Faithfully return all lines, omitting every embedded picture.

-- Start of Given records --

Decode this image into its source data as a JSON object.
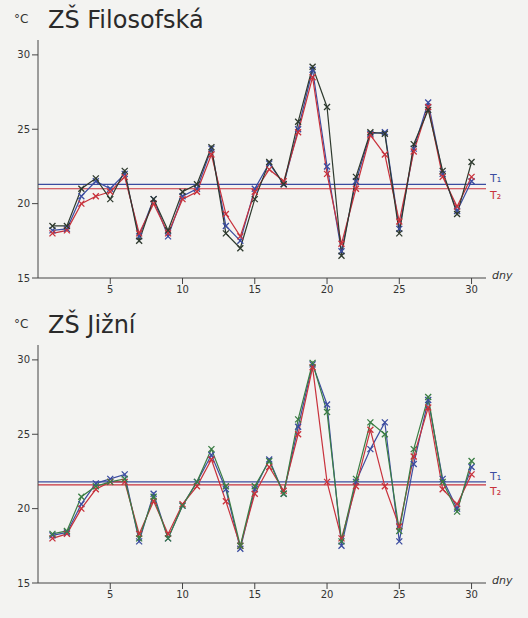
{
  "chart_data": [
    {
      "type": "line",
      "title": "ZŠ Filosofská",
      "y_label": "°C",
      "x_label": "dny",
      "x": [
        1,
        2,
        3,
        4,
        5,
        6,
        7,
        8,
        9,
        10,
        11,
        12,
        13,
        14,
        15,
        16,
        17,
        18,
        19,
        20,
        21,
        22,
        23,
        24,
        25,
        26,
        27,
        28,
        29,
        30
      ],
      "series": [
        {
          "color": "#3b4ca0",
          "marker": "x",
          "values": [
            18.2,
            18.3,
            20.5,
            21.5,
            21.0,
            22.0,
            17.8,
            20.3,
            17.8,
            20.5,
            21.0,
            23.7,
            18.5,
            17.5,
            21.0,
            22.7,
            21.3,
            25.0,
            29.0,
            22.5,
            16.8,
            21.5,
            24.7,
            24.8,
            18.3,
            23.7,
            26.8,
            22.0,
            19.5,
            21.5
          ]
        },
        {
          "color": "#c8323c",
          "marker": "x",
          "values": [
            18.0,
            18.2,
            20.0,
            20.5,
            20.8,
            21.8,
            18.0,
            20.0,
            18.0,
            20.3,
            20.8,
            23.3,
            19.3,
            17.8,
            20.8,
            22.3,
            21.5,
            24.8,
            28.5,
            22.0,
            17.3,
            21.0,
            24.6,
            23.3,
            18.8,
            23.5,
            26.5,
            21.8,
            19.8,
            21.8
          ]
        },
        {
          "color": "#2e3a2e",
          "marker": "x",
          "values": [
            18.5,
            18.5,
            21.0,
            21.7,
            20.3,
            22.2,
            17.5,
            20.3,
            18.2,
            20.8,
            21.3,
            23.8,
            18.0,
            17.0,
            20.3,
            22.8,
            21.3,
            25.5,
            29.2,
            26.5,
            16.5,
            21.8,
            24.8,
            24.7,
            18.0,
            24.0,
            26.3,
            22.2,
            19.3,
            22.8
          ]
        }
      ],
      "reference_lines": [
        {
          "label": "T₁",
          "value": 21.3,
          "color": "#3b4ca0"
        },
        {
          "label": "T₂",
          "value": 21.0,
          "color": "#c8323c"
        }
      ],
      "xlim": [
        0,
        31
      ],
      "xticks": [
        5,
        10,
        15,
        20,
        25,
        30
      ],
      "ylim": [
        15,
        31
      ],
      "yticks": [
        15,
        20,
        25,
        30
      ]
    },
    {
      "type": "line",
      "title": "ZŠ Jižní",
      "y_label": "°C",
      "x_label": "dny",
      "x": [
        1,
        2,
        3,
        4,
        5,
        6,
        7,
        8,
        9,
        10,
        11,
        12,
        13,
        14,
        15,
        16,
        17,
        18,
        19,
        20,
        21,
        22,
        23,
        24,
        25,
        26,
        27,
        28,
        29,
        30
      ],
      "series": [
        {
          "color": "#3b4ca0",
          "marker": "x",
          "values": [
            18.2,
            18.4,
            20.3,
            21.7,
            22.0,
            22.3,
            17.8,
            21.0,
            18.0,
            20.2,
            21.8,
            23.6,
            21.3,
            17.3,
            21.3,
            23.3,
            21.0,
            25.5,
            29.7,
            27.0,
            17.5,
            21.8,
            24.0,
            25.8,
            17.8,
            23.0,
            27.3,
            22.0,
            20.0,
            22.8
          ]
        },
        {
          "color": "#c8323c",
          "marker": "x",
          "values": [
            18.0,
            18.3,
            20.0,
            21.3,
            21.8,
            21.8,
            18.3,
            20.5,
            18.3,
            20.3,
            21.5,
            23.3,
            20.5,
            17.5,
            21.0,
            22.8,
            21.2,
            25.0,
            29.5,
            21.8,
            18.0,
            21.5,
            25.3,
            21.5,
            18.8,
            23.5,
            26.8,
            21.3,
            20.3,
            22.3
          ]
        },
        {
          "color": "#3a7d44",
          "marker": "x",
          "values": [
            18.3,
            18.5,
            20.8,
            21.5,
            21.8,
            22.0,
            18.0,
            20.8,
            18.0,
            20.2,
            21.8,
            24.0,
            21.5,
            17.5,
            21.5,
            23.2,
            21.0,
            26.0,
            29.8,
            26.5,
            17.8,
            22.0,
            25.8,
            25.0,
            18.5,
            24.0,
            27.5,
            21.8,
            19.8,
            23.2
          ]
        }
      ],
      "reference_lines": [
        {
          "label": "T₁",
          "value": 21.8,
          "color": "#3b4ca0"
        },
        {
          "label": "T₂",
          "value": 21.6,
          "color": "#c8323c"
        }
      ],
      "xlim": [
        0,
        31
      ],
      "xticks": [
        5,
        10,
        15,
        20,
        25,
        30
      ],
      "ylim": [
        15,
        31
      ],
      "yticks": [
        15,
        20,
        25,
        30
      ]
    }
  ]
}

-- End of Given records --

Full response:
Decode this image into its source data as a JSON object.
{
  "chart_data": [
    {
      "type": "line",
      "title": "ZŠ Filosofská",
      "y_label": "°C",
      "x_label": "dny",
      "x": [
        1,
        2,
        3,
        4,
        5,
        6,
        7,
        8,
        9,
        10,
        11,
        12,
        13,
        14,
        15,
        16,
        17,
        18,
        19,
        20,
        21,
        22,
        23,
        24,
        25,
        26,
        27,
        28,
        29,
        30
      ],
      "series": [
        {
          "color": "#3b4ca0",
          "marker": "x",
          "values": [
            18.2,
            18.3,
            20.5,
            21.5,
            21.0,
            22.0,
            17.8,
            20.3,
            17.8,
            20.5,
            21.0,
            23.7,
            18.5,
            17.5,
            21.0,
            22.7,
            21.3,
            25.0,
            29.0,
            22.5,
            16.8,
            21.5,
            24.7,
            24.8,
            18.3,
            23.7,
            26.8,
            22.0,
            19.5,
            21.5
          ]
        },
        {
          "color": "#c8323c",
          "marker": "x",
          "values": [
            18.0,
            18.2,
            20.0,
            20.5,
            20.8,
            21.8,
            18.0,
            20.0,
            18.0,
            20.3,
            20.8,
            23.3,
            19.3,
            17.8,
            20.8,
            22.3,
            21.5,
            24.8,
            28.5,
            22.0,
            17.3,
            21.0,
            24.6,
            23.3,
            18.8,
            23.5,
            26.5,
            21.8,
            19.8,
            21.8
          ]
        },
        {
          "color": "#2e3a2e",
          "marker": "x",
          "values": [
            18.5,
            18.5,
            21.0,
            21.7,
            20.3,
            22.2,
            17.5,
            20.3,
            18.2,
            20.8,
            21.3,
            23.8,
            18.0,
            17.0,
            20.3,
            22.8,
            21.3,
            25.5,
            29.2,
            26.5,
            16.5,
            21.8,
            24.8,
            24.7,
            18.0,
            24.0,
            26.3,
            22.2,
            19.3,
            22.8
          ]
        }
      ],
      "reference_lines": [
        {
          "label": "T₁",
          "value": 21.3,
          "color": "#3b4ca0"
        },
        {
          "label": "T₂",
          "value": 21.0,
          "color": "#c8323c"
        }
      ],
      "xlim": [
        0,
        31
      ],
      "xticks": [
        5,
        10,
        15,
        20,
        25,
        30
      ],
      "ylim": [
        15,
        31
      ],
      "yticks": [
        15,
        20,
        25,
        30
      ]
    },
    {
      "type": "line",
      "title": "ZŠ Jižní",
      "y_label": "°C",
      "x_label": "dny",
      "x": [
        1,
        2,
        3,
        4,
        5,
        6,
        7,
        8,
        9,
        10,
        11,
        12,
        13,
        14,
        15,
        16,
        17,
        18,
        19,
        20,
        21,
        22,
        23,
        24,
        25,
        26,
        27,
        28,
        29,
        30
      ],
      "series": [
        {
          "color": "#3b4ca0",
          "marker": "x",
          "values": [
            18.2,
            18.4,
            20.3,
            21.7,
            22.0,
            22.3,
            17.8,
            21.0,
            18.0,
            20.2,
            21.8,
            23.6,
            21.3,
            17.3,
            21.3,
            23.3,
            21.0,
            25.5,
            29.7,
            27.0,
            17.5,
            21.8,
            24.0,
            25.8,
            17.8,
            23.0,
            27.3,
            22.0,
            20.0,
            22.8
          ]
        },
        {
          "color": "#c8323c",
          "marker": "x",
          "values": [
            18.0,
            18.3,
            20.0,
            21.3,
            21.8,
            21.8,
            18.3,
            20.5,
            18.3,
            20.3,
            21.5,
            23.3,
            20.5,
            17.5,
            21.0,
            22.8,
            21.2,
            25.0,
            29.5,
            21.8,
            18.0,
            21.5,
            25.3,
            21.5,
            18.8,
            23.5,
            26.8,
            21.3,
            20.3,
            22.3
          ]
        },
        {
          "color": "#3a7d44",
          "marker": "x",
          "values": [
            18.3,
            18.5,
            20.8,
            21.5,
            21.8,
            22.0,
            18.0,
            20.8,
            18.0,
            20.2,
            21.8,
            24.0,
            21.5,
            17.5,
            21.5,
            23.2,
            21.0,
            26.0,
            29.8,
            26.5,
            17.8,
            22.0,
            25.8,
            25.0,
            18.5,
            24.0,
            27.5,
            21.8,
            19.8,
            23.2
          ]
        }
      ],
      "reference_lines": [
        {
          "label": "T₁",
          "value": 21.8,
          "color": "#3b4ca0"
        },
        {
          "label": "T₂",
          "value": 21.6,
          "color": "#c8323c"
        }
      ],
      "xlim": [
        0,
        31
      ],
      "xticks": [
        5,
        10,
        15,
        20,
        25,
        30
      ],
      "ylim": [
        15,
        31
      ],
      "yticks": [
        15,
        20,
        25,
        30
      ]
    }
  ]
}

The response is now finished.